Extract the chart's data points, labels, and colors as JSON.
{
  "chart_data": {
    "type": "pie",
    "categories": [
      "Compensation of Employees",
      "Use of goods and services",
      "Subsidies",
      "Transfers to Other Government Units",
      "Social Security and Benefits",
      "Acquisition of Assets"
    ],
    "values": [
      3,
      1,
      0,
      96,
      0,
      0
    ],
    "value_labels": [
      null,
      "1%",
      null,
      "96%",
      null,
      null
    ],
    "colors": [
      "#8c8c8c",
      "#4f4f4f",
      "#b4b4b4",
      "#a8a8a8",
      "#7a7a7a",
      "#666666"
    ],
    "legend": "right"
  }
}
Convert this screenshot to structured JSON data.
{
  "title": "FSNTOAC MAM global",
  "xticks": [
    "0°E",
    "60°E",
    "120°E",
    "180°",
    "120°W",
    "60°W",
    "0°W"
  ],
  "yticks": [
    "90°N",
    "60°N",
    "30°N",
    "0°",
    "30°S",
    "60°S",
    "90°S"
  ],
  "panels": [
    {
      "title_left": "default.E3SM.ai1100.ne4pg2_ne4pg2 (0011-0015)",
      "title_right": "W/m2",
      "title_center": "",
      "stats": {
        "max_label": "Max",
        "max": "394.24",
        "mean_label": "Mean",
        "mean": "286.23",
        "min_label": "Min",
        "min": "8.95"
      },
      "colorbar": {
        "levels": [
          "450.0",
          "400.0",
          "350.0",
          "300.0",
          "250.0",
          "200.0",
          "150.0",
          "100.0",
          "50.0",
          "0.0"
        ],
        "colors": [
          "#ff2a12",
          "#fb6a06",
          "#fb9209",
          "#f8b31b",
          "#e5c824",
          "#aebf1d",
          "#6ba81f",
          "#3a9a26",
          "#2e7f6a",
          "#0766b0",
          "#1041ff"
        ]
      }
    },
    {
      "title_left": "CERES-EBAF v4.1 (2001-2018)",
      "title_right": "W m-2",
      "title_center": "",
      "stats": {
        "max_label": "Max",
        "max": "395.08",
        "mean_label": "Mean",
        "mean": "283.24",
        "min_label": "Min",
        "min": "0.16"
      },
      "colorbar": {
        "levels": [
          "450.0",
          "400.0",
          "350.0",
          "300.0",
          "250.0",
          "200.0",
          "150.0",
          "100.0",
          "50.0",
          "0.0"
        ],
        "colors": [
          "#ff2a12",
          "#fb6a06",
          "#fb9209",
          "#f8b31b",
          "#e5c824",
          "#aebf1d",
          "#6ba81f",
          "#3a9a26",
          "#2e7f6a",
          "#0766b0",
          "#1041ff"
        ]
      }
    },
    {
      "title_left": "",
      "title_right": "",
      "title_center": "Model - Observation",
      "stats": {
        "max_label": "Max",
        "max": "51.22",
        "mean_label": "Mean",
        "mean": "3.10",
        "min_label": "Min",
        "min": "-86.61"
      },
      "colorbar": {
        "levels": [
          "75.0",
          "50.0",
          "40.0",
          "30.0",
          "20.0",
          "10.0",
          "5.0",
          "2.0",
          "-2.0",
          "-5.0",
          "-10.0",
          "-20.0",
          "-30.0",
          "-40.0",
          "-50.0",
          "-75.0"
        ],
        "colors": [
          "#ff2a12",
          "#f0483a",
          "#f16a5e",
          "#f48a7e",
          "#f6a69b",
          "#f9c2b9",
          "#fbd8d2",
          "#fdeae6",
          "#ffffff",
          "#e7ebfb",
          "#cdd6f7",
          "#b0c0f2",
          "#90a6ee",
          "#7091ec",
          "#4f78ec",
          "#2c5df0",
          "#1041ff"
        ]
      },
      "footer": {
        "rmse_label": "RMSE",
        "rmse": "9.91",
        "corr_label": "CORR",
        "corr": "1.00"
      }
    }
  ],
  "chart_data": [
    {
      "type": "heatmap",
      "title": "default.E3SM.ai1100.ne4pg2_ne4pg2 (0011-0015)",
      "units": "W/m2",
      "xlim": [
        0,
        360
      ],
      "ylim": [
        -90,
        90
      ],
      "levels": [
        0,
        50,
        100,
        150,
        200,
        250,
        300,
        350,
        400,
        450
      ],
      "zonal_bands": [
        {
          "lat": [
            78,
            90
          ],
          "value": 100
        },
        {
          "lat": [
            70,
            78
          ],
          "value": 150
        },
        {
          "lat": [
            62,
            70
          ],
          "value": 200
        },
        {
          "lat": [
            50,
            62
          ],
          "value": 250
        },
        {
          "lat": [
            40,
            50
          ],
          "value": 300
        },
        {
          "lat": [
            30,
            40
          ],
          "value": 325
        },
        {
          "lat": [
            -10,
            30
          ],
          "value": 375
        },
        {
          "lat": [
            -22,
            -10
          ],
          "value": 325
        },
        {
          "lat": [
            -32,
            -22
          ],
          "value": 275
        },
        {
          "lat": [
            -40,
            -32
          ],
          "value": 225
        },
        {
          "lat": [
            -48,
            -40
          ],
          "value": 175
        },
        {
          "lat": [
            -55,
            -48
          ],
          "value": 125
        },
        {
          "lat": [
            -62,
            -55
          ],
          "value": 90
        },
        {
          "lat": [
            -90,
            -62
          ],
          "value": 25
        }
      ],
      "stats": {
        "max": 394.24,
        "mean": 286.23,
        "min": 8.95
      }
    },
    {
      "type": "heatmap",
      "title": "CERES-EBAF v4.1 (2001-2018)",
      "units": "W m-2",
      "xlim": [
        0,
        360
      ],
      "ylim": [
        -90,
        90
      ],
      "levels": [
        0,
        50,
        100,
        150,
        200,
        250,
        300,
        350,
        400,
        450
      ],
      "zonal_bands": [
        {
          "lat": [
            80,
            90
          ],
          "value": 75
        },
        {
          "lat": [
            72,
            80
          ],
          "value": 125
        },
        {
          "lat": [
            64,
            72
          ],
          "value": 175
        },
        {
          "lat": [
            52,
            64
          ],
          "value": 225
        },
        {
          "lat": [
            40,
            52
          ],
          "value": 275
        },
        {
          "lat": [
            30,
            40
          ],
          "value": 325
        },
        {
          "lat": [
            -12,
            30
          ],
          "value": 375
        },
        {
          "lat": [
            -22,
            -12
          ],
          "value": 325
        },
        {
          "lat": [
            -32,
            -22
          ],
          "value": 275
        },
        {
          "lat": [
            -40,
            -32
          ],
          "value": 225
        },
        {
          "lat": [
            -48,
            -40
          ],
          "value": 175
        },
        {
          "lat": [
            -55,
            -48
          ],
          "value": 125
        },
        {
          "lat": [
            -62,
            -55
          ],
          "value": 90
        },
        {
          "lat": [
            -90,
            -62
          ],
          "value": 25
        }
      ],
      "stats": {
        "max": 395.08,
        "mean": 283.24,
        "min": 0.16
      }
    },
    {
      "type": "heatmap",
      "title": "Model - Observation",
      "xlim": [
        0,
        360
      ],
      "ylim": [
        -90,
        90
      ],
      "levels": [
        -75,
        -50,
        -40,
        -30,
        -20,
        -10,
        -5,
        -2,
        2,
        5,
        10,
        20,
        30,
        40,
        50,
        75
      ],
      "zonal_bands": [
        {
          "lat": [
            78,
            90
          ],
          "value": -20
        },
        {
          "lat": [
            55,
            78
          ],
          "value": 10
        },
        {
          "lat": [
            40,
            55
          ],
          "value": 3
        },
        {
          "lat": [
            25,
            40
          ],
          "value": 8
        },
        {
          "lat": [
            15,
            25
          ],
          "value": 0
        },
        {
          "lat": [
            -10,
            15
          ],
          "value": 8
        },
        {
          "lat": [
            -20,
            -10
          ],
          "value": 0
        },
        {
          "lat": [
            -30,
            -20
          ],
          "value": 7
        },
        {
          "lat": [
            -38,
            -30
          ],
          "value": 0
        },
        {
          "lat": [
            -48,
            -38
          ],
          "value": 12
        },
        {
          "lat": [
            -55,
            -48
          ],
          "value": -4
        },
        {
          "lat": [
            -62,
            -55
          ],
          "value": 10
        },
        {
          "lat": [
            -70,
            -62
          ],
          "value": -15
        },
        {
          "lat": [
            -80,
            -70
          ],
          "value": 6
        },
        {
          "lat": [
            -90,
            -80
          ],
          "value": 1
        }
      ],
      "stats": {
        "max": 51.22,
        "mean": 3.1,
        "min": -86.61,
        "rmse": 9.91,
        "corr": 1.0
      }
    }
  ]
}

-----

**Exercise goal**
Consider the entries above and return each line with the string "JSON".

**Reply to the exercise**
Extract the chart's data points, labels, and colors as JSON.
Convert this screenshot to structured JSON data.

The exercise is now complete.